- _What is asked_
Among the lines of these entries, how many hold the word "region"? State only the number.
-- start Task material --
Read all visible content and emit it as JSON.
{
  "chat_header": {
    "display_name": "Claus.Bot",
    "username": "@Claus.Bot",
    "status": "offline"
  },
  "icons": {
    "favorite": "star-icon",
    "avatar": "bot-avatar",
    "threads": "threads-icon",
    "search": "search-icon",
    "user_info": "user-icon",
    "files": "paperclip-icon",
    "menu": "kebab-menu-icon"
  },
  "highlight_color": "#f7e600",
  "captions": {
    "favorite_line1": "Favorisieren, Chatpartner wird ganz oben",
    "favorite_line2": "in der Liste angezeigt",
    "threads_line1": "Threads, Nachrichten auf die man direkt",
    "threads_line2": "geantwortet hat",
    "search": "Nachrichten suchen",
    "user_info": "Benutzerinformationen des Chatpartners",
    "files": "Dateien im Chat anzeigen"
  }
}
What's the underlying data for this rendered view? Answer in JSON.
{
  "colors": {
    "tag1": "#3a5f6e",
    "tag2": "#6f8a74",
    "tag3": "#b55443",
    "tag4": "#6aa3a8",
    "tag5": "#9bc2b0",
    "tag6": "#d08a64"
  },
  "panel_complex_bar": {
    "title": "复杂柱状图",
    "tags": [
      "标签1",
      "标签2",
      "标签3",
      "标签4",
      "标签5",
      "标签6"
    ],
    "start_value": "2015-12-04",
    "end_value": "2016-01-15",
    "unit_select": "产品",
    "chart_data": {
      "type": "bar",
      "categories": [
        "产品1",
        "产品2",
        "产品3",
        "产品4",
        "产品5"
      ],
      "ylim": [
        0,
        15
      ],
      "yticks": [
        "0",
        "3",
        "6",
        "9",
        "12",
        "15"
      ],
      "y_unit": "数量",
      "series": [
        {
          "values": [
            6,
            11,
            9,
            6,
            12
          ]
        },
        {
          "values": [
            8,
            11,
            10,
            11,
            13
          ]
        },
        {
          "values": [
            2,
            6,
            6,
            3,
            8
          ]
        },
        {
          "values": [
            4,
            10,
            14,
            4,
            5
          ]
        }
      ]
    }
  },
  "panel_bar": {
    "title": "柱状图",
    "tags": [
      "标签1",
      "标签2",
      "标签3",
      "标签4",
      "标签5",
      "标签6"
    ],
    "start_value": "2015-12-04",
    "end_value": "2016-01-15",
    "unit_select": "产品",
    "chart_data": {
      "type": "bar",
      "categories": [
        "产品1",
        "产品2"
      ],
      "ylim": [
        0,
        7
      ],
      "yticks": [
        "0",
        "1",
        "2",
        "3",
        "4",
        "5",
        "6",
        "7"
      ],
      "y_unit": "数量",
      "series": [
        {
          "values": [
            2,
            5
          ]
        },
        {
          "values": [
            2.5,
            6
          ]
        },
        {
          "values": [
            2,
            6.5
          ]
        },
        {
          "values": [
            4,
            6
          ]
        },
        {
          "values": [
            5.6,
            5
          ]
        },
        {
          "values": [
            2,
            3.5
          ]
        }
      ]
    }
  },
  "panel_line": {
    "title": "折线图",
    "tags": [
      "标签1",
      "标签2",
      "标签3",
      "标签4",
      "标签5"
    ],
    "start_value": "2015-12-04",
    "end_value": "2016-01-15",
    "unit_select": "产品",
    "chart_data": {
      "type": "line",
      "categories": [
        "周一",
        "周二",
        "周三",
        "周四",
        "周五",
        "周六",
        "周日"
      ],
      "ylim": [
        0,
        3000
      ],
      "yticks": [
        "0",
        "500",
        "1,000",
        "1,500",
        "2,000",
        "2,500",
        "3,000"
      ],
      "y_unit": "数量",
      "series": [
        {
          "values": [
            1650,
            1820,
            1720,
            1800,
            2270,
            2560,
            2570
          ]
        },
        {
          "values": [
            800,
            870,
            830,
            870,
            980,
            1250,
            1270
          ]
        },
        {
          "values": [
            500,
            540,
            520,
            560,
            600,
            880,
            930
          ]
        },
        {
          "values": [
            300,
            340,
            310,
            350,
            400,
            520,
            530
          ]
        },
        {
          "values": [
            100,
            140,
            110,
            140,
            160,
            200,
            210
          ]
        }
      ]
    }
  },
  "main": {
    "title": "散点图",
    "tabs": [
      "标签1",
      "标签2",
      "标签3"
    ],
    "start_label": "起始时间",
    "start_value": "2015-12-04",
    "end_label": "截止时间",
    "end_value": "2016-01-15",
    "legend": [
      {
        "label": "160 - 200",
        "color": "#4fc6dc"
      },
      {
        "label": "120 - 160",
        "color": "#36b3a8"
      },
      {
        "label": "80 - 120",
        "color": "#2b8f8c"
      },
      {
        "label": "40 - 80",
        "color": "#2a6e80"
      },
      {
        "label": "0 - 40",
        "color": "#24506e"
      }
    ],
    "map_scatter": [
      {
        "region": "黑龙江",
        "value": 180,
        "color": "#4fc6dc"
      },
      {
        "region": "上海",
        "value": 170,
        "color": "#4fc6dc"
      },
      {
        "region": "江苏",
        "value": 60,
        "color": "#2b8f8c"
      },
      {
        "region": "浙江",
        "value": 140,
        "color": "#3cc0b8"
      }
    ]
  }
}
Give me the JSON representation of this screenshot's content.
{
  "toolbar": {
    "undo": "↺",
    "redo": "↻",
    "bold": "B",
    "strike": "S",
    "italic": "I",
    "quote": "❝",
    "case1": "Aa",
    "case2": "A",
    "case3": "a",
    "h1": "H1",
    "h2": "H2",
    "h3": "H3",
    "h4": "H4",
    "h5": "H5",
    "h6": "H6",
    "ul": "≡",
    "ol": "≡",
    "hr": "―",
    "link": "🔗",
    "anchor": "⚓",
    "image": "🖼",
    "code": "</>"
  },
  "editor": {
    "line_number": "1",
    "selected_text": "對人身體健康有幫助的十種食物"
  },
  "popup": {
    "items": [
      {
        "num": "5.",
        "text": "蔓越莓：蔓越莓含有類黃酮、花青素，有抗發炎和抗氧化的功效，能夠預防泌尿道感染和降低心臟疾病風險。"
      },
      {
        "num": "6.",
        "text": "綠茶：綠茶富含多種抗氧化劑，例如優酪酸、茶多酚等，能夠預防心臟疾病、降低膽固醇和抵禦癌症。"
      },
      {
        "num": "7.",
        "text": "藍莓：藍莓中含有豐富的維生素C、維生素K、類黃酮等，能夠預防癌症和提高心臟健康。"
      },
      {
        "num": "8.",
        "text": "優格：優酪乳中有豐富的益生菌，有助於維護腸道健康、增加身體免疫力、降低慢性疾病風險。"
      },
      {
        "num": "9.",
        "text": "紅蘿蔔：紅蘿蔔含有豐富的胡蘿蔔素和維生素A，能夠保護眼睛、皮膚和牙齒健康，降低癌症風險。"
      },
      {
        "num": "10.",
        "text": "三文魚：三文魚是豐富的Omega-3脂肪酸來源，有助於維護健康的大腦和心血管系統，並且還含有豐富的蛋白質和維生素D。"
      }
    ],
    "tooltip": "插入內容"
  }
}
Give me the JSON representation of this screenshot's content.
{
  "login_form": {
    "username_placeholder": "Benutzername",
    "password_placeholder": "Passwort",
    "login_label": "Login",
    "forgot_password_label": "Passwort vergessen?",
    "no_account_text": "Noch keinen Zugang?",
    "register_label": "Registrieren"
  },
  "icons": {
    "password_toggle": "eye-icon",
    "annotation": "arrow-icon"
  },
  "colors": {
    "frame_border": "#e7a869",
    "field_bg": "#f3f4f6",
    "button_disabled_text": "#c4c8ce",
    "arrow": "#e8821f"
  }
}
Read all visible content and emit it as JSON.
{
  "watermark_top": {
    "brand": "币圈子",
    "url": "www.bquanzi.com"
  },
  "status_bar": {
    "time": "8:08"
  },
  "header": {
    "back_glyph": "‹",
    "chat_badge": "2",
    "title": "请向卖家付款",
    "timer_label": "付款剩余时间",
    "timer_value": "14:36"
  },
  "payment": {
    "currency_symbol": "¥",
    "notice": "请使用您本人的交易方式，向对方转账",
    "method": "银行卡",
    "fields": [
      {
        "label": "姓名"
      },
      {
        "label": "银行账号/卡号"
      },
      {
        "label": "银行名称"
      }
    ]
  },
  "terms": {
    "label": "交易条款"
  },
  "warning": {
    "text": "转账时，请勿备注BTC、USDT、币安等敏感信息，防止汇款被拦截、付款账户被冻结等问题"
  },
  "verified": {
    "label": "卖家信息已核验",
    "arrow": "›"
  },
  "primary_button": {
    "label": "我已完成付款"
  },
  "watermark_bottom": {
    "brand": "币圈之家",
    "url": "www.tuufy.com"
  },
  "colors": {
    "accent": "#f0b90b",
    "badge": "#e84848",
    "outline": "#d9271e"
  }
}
-- end Task material --
- _Result of the task_
4